[WHAT THE EXERCISE ASKS]: From the records below, copy every line that contains the word "всего".

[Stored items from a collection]
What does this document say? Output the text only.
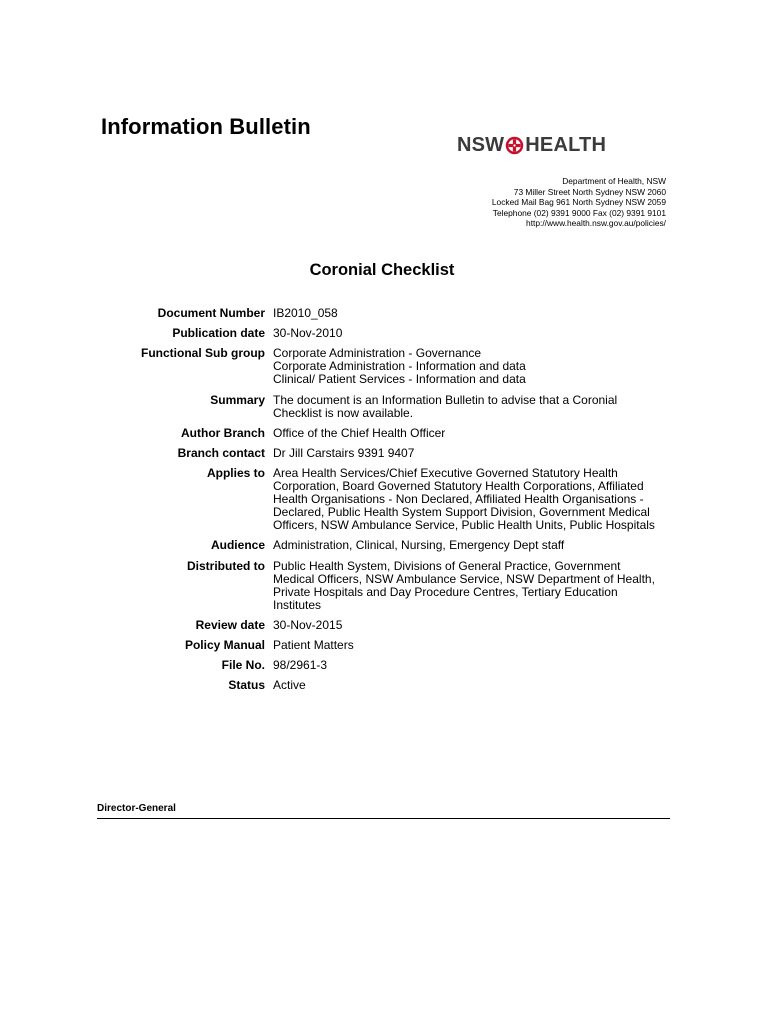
Information Bulletin
NSW HEALTH
Department of Health, NSW
73 Miller Street North Sydney NSW 2060
Locked Mail Bag 961 North Sydney NSW 2059
Telephone (02) 9391 9000 Fax (02) 9391 9101
http://www.health.nsw.gov.au/policies/
Coronial Checklist
Document Number IB2010_058
Publication date 30-Nov-2010
Functional Sub group Corporate Administration - Governance
Corporate Administration - Information and data
Clinical/ Patient Services - Information and data
Summary The document is an Information Bulletin to advise that a Coronial
Checklist is now available.
Author Branch Office of the Chief Health Officer
Branch contact Dr Jill Carstairs 9391 9407
Applies to Area Health Services/Chief Executive Governed Statutory Health
Corporation, Board Governed Statutory Health Corporations, Affiliated
Health Organisations - Non Declared, Affiliated Health Organisations -
Declared, Public Health System Support Division, Government Medical
Officers, NSW Ambulance Service, Public Health Units, Public Hospitals
Audience Administration, Clinical, Nursing, Emergency Dept staff
Distributed to Public Health System, Divisions of General Practice, Government
Medical Officers, NSW Ambulance Service, NSW Department of Health,
Private Hospitals and Day Procedure Centres, Tertiary Education
Institutes
Review date 30-Nov-2015
Policy Manual Patient Matters
File No. 98/2961-3
Status Active
Director-General
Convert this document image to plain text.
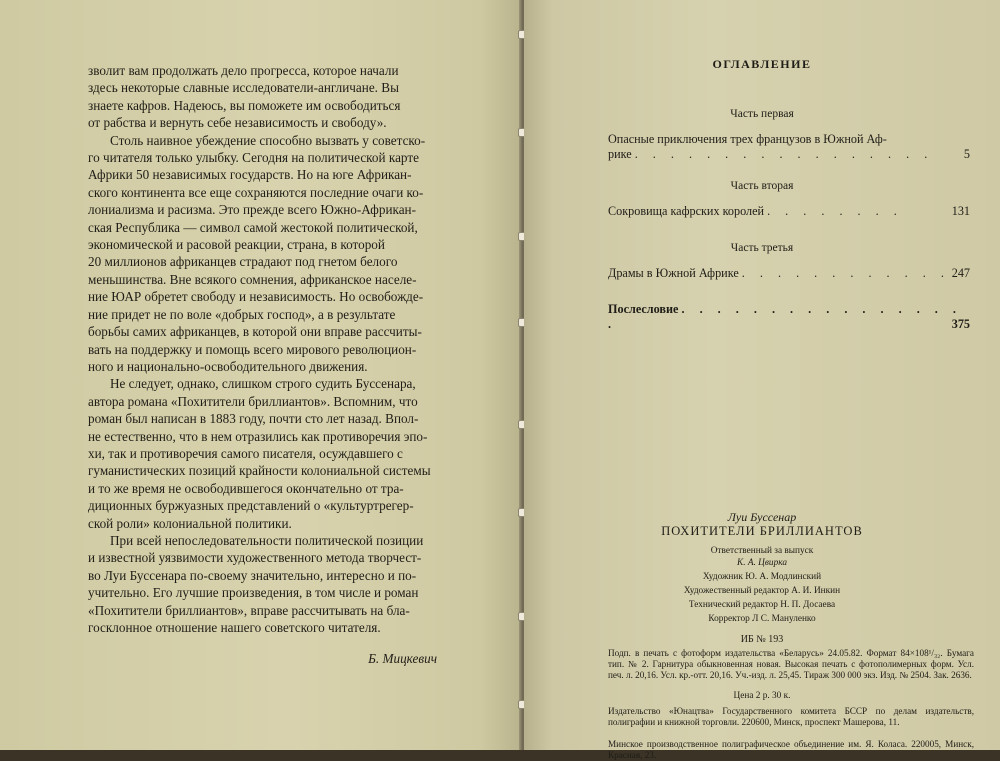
зволит вам продолжать дело прогресса, которое начали

здесь некоторые славные исследователи-англичане. Вы

знаете кафров. Надеюсь, вы поможете им освободиться

от рабства и вернуть себе независимость и свободу».

Столь наивное убеждение способно вызвать у советско-

го читателя только улыбку. Сегодня на политической карте

Африки 50 независимых государств. Но на юге Африкан-

ского континента все еще сохраняются последние очаги ко-

лониализма и расизма. Это прежде всего Южно-Африкан-

ская Республика — символ самой жестокой политической,

экономической и расовой реакции, страна, в которой

20 миллионов африканцев страдают под гнетом белого

меньшинства. Вне всякого сомнения, африканское населе-

ние ЮАР обретет свободу и независимость. Но освобожде-

ние придет не по воле «добрых господ», а в результате

борьбы самих африканцев, в которой они вправе рассчиты-

вать на поддержку и помощь всего мирового революцион-

ного и национально-освободительного движения.

Не следует, однако, слишком строго судить Буссенара,

автора романа «Похитители бриллиантов». Вспомним, что

роман был написан в 1883 году, почти сто лет назад. Впол-

не естественно, что в нем отразились как противоречия эпо-

хи, так и противоречия самого писателя, осуждавшего с

гуманистических позиций крайности колониальной системы

и то же время не освободившегося окончательно от тра-

диционных буржуазных представлений о «культуртрегер-

ской роли» колониальной политики.

При всей непоследовательности политической позиции

и известной уязвимости художественного метода творчест-

во Луи Буссенара по-своему значительно, интересно и по-

учительно. Его лучшие произведения, в том числе и роман

«Похитители бриллиантов», вправе рассчитывать на бла-

госклонное отношение нашего советского читателя.

Б. Мицкевич

ОГЛАВЛЕНИЕ
Часть первая
Опасные приключения трех французов в Южной Аф-
рике . . . . . . . . . . . . . . . . .	5
Часть вторая
Сокровища кафрских королей . . . . . . . .	131
Часть третья
Драмы в Южной Африке . . . . . . . . . . . . 247
Послесловие . . . . . . . . . . . . . . . . .	375
Луи Буссенар
ПОХИТИТЕЛИ БРИЛЛИАНТОВ
Ответственный за выпуск
К. А. Цвирка
Художник Ю. А. Модлинский
Художественный редактор А. И. Инкин
Технический редактор Н. П. Досаева
Корректор Л С. Мануленко
ИБ № 193
Подп. в печать с фотоформ издательства «Беларусь» 24.05.82. Формат 84×108¹/₃₂. Бумага тип. № 2. Гарнитура обыкновенная новая. Высокая печать с фотополимерных форм. Усл. печ. л. 20,16. Усл. кр.-отт. 20,16. Уч.-изд. л. 25,45. Тираж 300 000 экз. Изд. № 2504. Зак. 2636.
Цена 2 р. 30 к.
Издательство «Юнацтва» Государственного комитета БССР по делам издательств, полиграфии и книжной торговли. 220600, Минск, проспект Машерова, 11.
Минское производственное полиграфическое объединение им. Я. Коласа. 220005, Минск, Красная, 23.
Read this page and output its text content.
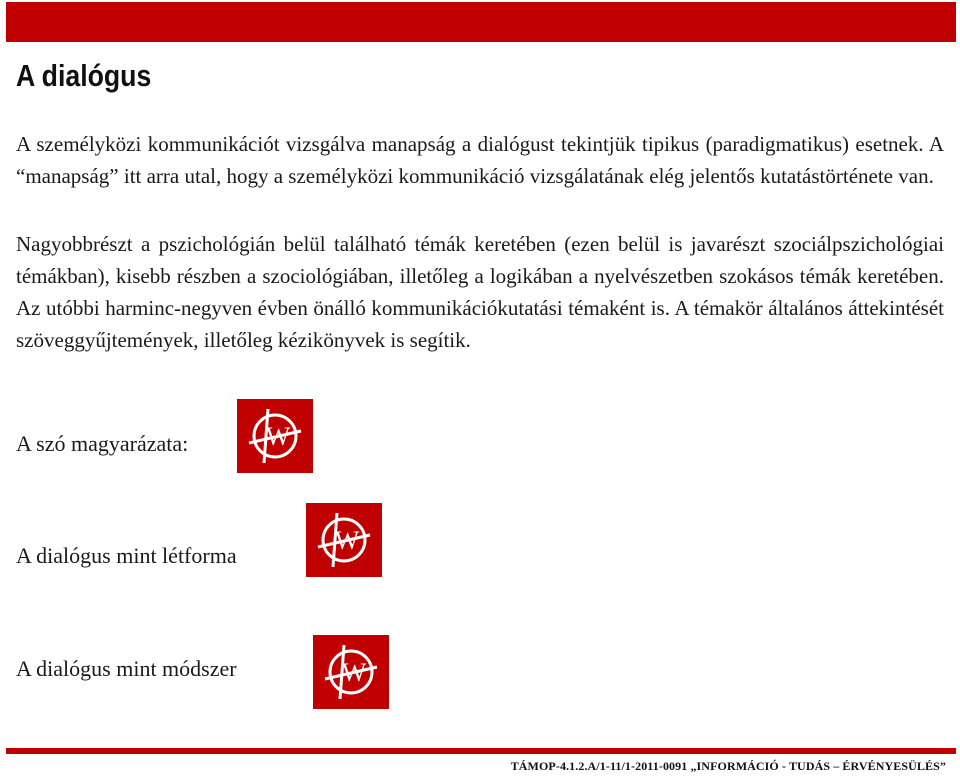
A dialógus
A személyközi kommunikációt vizsgálva manapság a dialógust tekintjük tipikus (paradigmatikus) esetnek. A “manapság” itt arra utal, hogy a személyközi kommunikáció vizsgálatának elég jelentős kutatástörténete van.
Nagyobbrészt a pszichológián belül található témák keretében (ezen belül is javarészt szociálpszichológiai témákban), kisebb részben a szociológiában, illetőleg a logikában a nyelvészetben szokásos témák keretében. Az utóbbi harminc-negyven évben önálló kommunikációkutatási témaként is. A témakör általános áttekintését szöveggyűjtemények, illetőleg kézikönyvek is segítik.
A szó magyarázata:	W
A dialógus mint létforma
W
A dialógus mint módszer	W
TÁMOP-4.1.2.A/1-11/1-2011-0091 „INFORMÁCIÓ - TUDÁS – ÉRVÉNYESÜLÉS”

[EXERCISE ANSWER]:
лониализма и расизма. Это прежде всего Южно-Африкан-
вать на поддержку и помощь всего мирового революцион-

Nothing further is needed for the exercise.